SET EXERCISE A:
List the singles that the William Crighton interview names from the album Water And Dust.
SET EXERCISE B:
Carry the interview with William Crighton about Water And Dust forward from its last reply.

**** EXCERPT PROVIDED ****

William Crighton On His Third Album “Water And Dust”

So begins William Crighton’s third album Water And Dust, a musical exploration that travels deep into the heart of Australia. The terrain, the people, the raw beauty, the danger, the echoes of the past and the hopes for the future. It’s all there. The title track builds like a storm, from the call of the crows to William Barton’s didgeridoo and searing electric guitars from Crighton and Jeff Lang. In this music, the country feels so close you can almost taste it. William has enlisted collaborators including Midnight Oil’s Rob Hirst, William Barton and Jeff Lang, and recorded the album at Jim Moginie’s Sydney studio. This new album features singles Your Country, This Is Magic, Keep Facing The Sunshine and new single Stand (co-written with Rob Hirst who also plays drums on it). William goes deeper in to the album with Hi Fi Way.
Congratulations on the album. Being release day it must be exciting to have it out?
Thank you, mate. Yeah, it’s really good to have the album out and it’s been a little while coming, so I just feel happy. Just going to go fishing now with my brothers, so it’s a good way to celebrate.
Do you find that you can kind of sit back now and just listen to the album, like a fan would?
Oh no. I won’t be able to listen to the album now for six months, because I’ve put so much into it and I’ve been listening to it so much over the last year or so that I’m sort of so close to it, because I’ve had to really dive into the sounds of it and try and get it right for everyone to listen to. So, I’m too close to it. I’ll give it six months now before listening to it and then listen to it, and then I’ll be able to hopefully listen to it as somebody else would.
Putting so much of yourself in to the album was it hard to let it go?
It was a pretty natural thing to let it go. It’s like a natural process of that thing of putting all the work in and then letting it come to fruition. I’m hoping that people like it and enjoy listening to it.
How hard has it been in particular the last twelve months in getting the album finished?
We were very lucky in the sense that the recording that we had planned fell in where we didn’t need to isolate or anything. So, we were able to have a few people in the same room playing at the same time. We were just lucky it fell on those days. It still was hard doing some stuff remotely, like after and whatnot, but we adapted, that’s what it’s about. Just trying to adapt and not let it beat you.

**** DATA SECTION ****

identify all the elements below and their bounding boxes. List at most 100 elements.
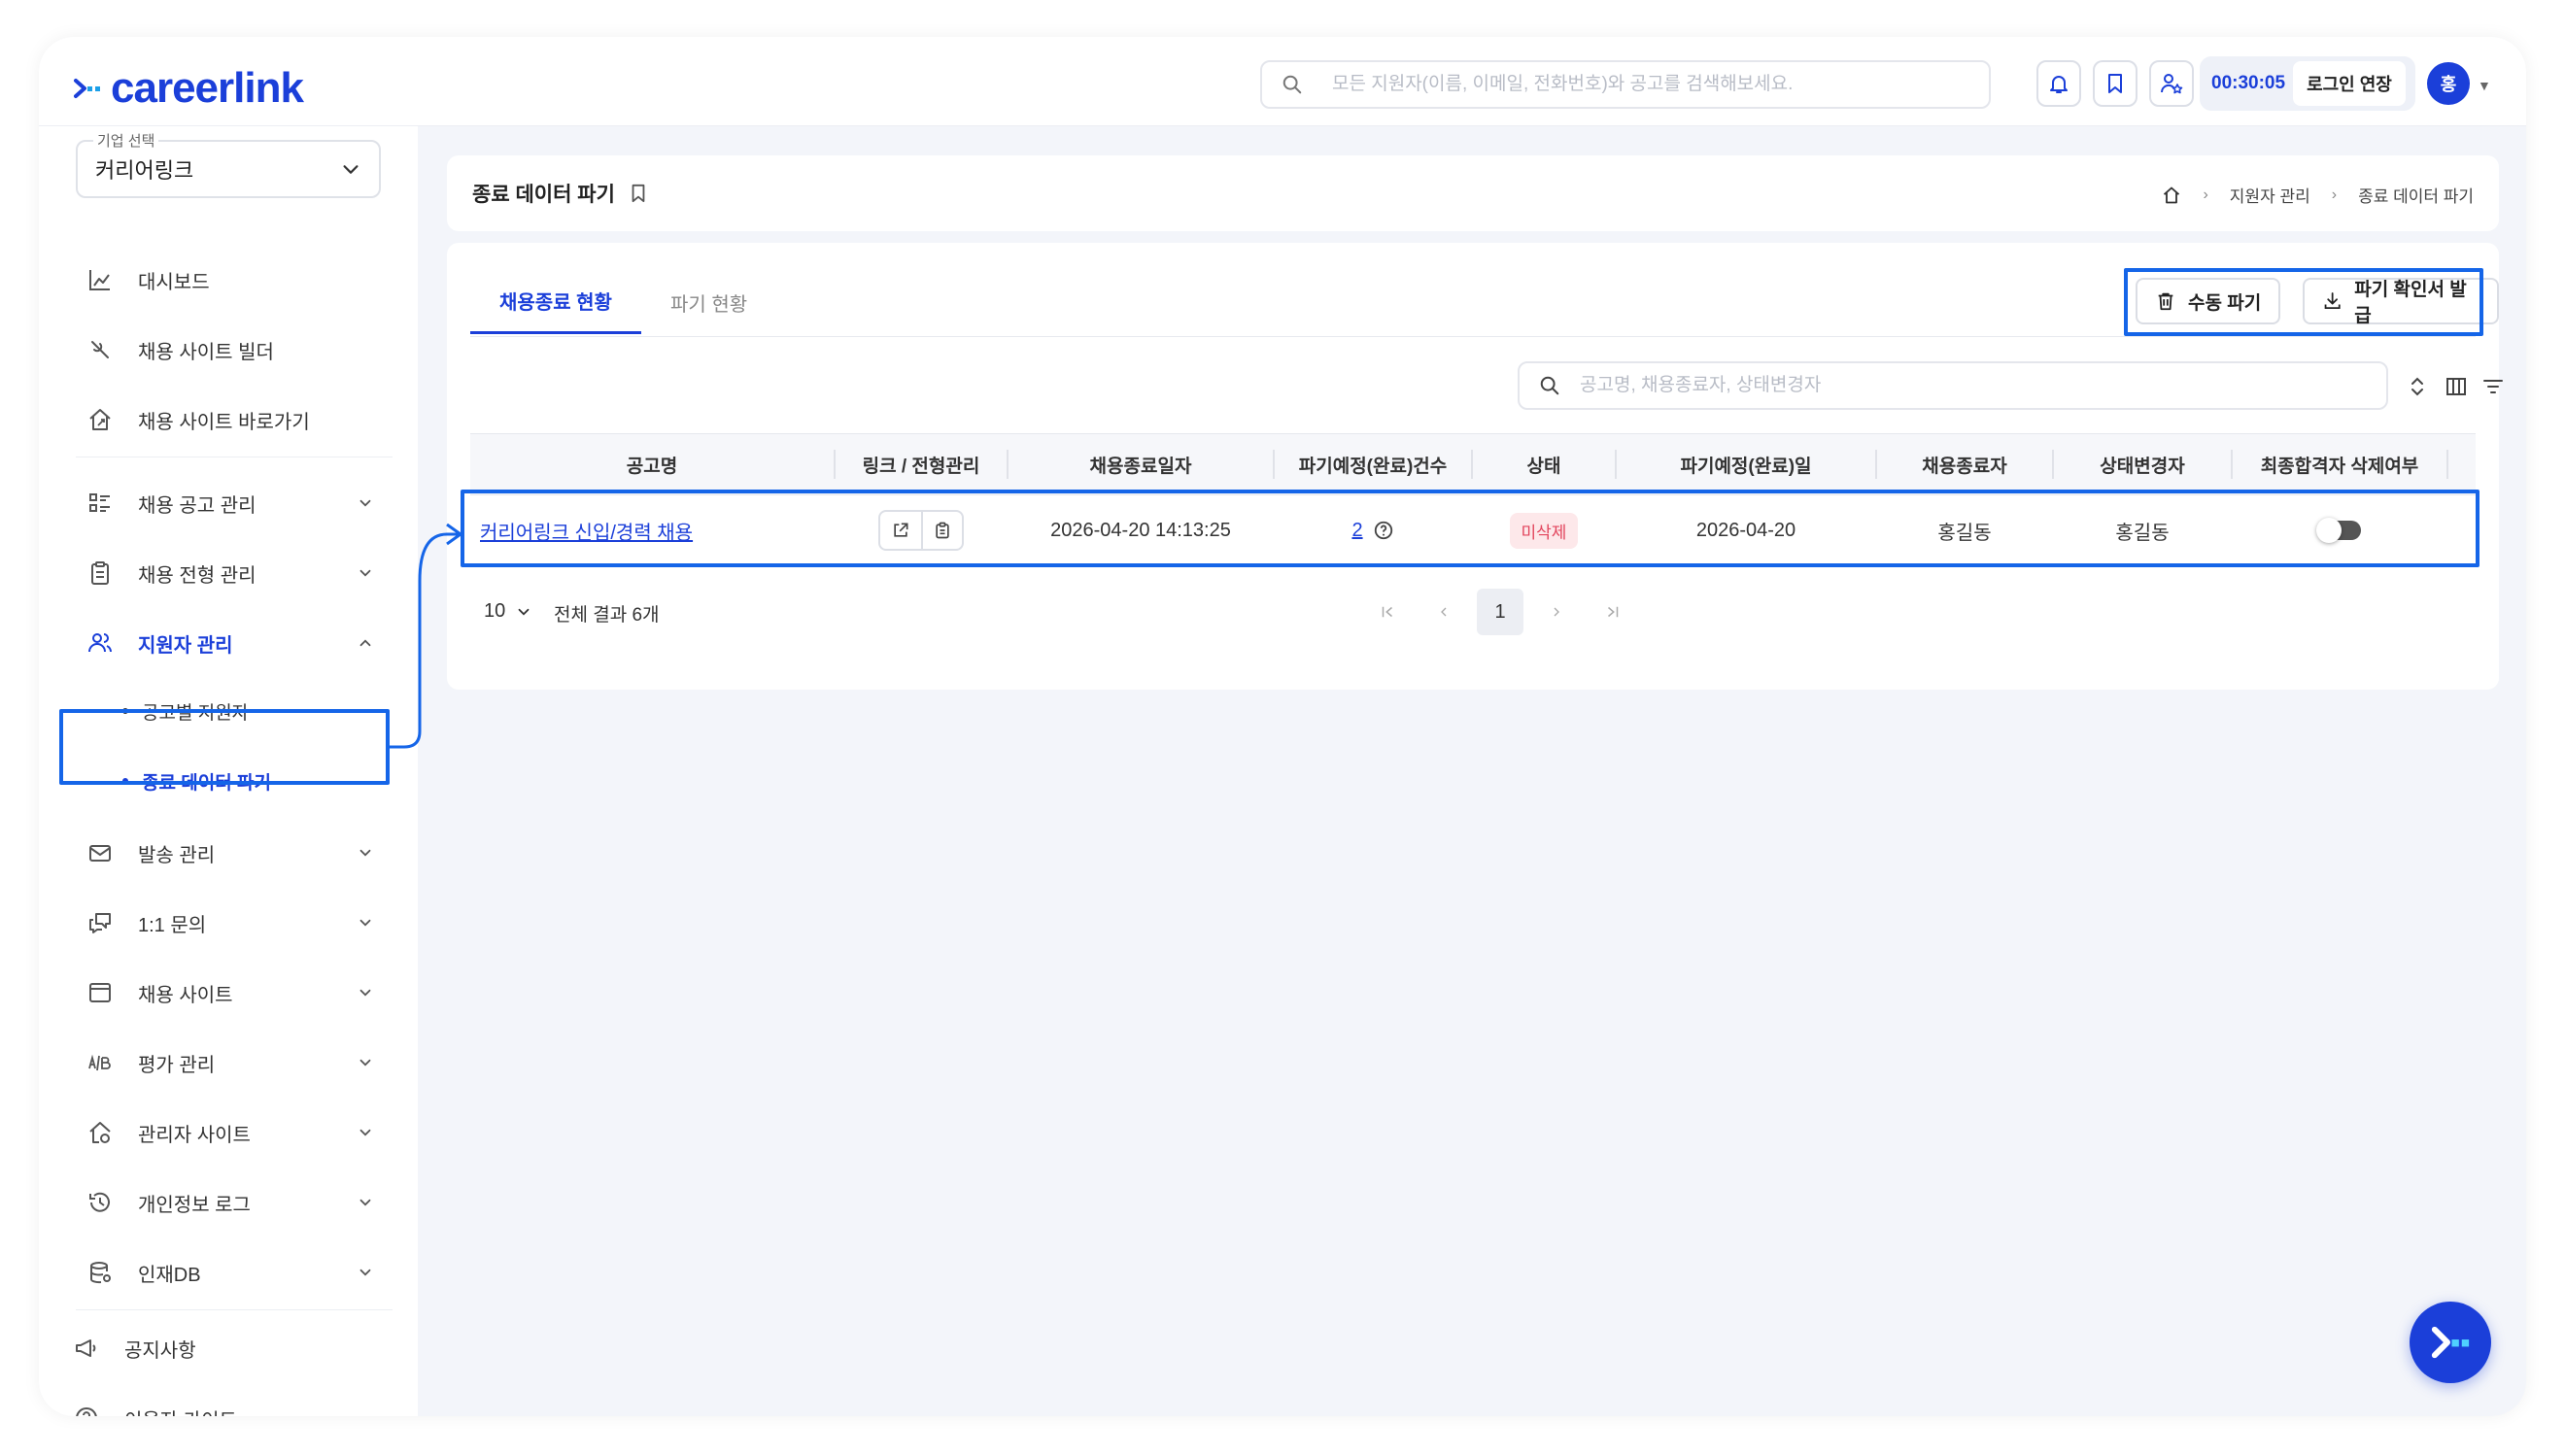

****

RIGHT ANSWER A:
Your Country
This Is Magic
Keep Facing The Sunshine
Stand

RIGHT ANSWER B:
Do you think you work like this on the next album?
Yeah, I think so. I think we’ll definitely just go with it like we have here and try and just make it an honest expression of the time and place. That’s what we’ve always tried to do. This is the first album that we’ve really recorded in a studio setting, but it’s generally the last two have been in houses, in the bush, and whatnot. So, we had a few more toys this time around, but I don’t know if I’ll do that all the time, but for this album, it definitely works it enabled us to get a bit bigger of a sound.
Does that create more pressure in some ways being sort of in the confines of a studio or do you think you needed to do something like that to better get the sound that you ended up with?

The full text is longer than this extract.